Extract and list every line that contains the word "flesh".

____

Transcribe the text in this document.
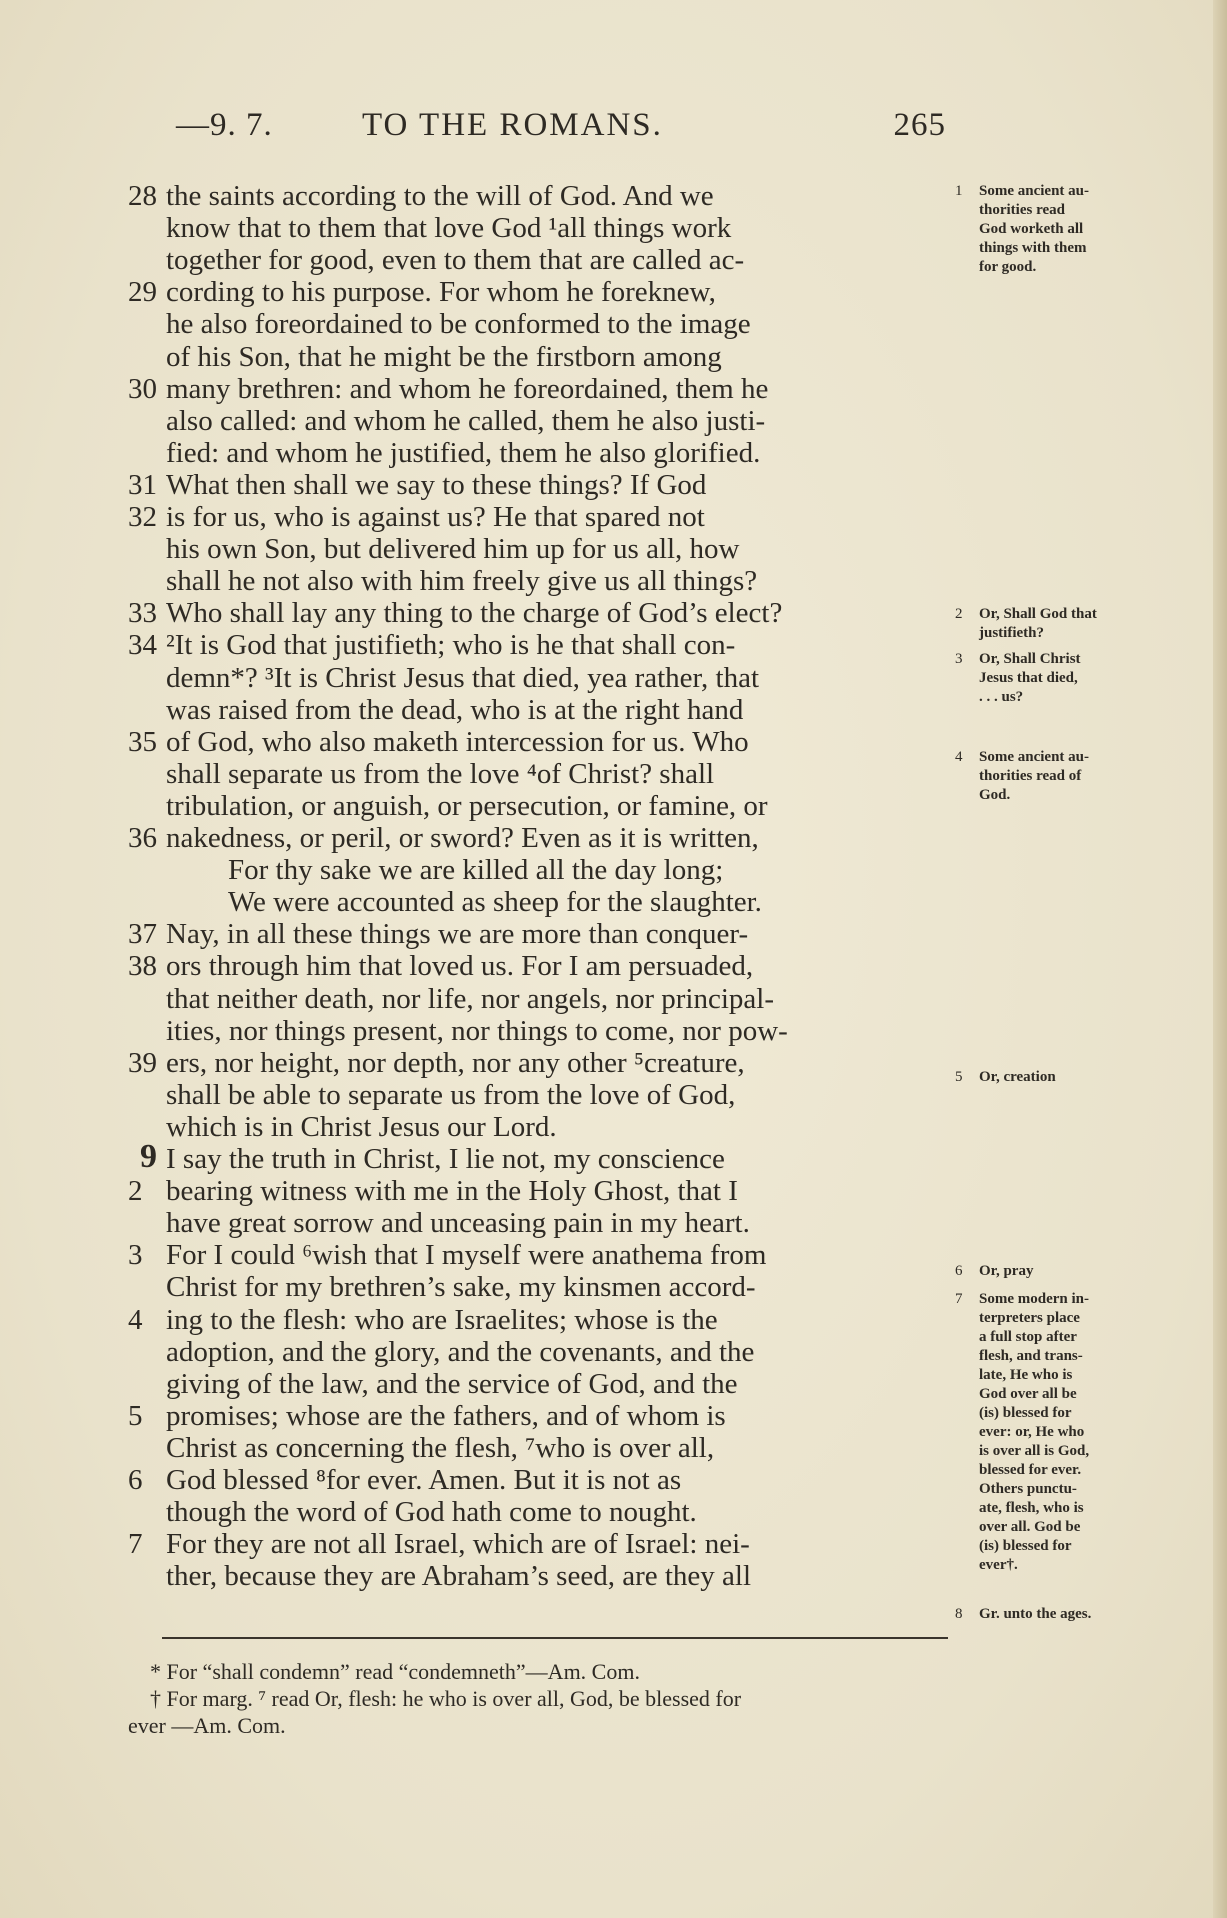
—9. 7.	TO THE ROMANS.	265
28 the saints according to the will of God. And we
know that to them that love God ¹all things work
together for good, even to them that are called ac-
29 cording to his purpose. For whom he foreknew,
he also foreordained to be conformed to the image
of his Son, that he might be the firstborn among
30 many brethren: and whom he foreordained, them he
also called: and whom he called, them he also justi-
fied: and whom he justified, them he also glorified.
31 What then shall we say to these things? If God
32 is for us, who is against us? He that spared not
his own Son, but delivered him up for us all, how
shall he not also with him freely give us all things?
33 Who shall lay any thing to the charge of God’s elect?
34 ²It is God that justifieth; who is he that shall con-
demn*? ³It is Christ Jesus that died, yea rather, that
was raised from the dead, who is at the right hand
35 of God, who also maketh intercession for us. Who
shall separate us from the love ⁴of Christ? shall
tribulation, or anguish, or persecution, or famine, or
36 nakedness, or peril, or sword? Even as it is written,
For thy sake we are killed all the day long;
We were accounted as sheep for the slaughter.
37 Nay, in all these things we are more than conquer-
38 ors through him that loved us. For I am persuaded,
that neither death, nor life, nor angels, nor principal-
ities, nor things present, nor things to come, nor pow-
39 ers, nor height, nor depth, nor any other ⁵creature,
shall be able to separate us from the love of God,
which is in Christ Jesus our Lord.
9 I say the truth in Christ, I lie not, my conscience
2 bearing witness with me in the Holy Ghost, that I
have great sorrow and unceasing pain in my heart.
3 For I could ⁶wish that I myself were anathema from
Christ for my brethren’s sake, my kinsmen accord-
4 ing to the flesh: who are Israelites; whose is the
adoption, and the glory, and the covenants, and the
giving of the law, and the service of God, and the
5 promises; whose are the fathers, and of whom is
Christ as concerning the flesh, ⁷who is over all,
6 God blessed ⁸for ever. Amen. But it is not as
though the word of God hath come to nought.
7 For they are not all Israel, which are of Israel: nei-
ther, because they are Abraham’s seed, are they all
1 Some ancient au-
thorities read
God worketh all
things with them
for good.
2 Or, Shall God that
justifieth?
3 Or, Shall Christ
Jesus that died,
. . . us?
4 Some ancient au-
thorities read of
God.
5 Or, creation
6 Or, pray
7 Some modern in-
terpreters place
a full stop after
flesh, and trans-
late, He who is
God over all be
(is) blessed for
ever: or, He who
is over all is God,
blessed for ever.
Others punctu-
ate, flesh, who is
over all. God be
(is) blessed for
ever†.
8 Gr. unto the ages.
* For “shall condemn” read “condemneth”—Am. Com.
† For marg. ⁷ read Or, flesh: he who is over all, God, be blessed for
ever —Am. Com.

____

**Answer for this exercise**:
4 ing to the flesh: who are Israelites; whose is the
Christ as concerning the flesh, ⁷who is over all,
flesh, and trans-
ate, flesh, who is
† For marg. ⁷ read Or, flesh: he who is over all, God, be blessed for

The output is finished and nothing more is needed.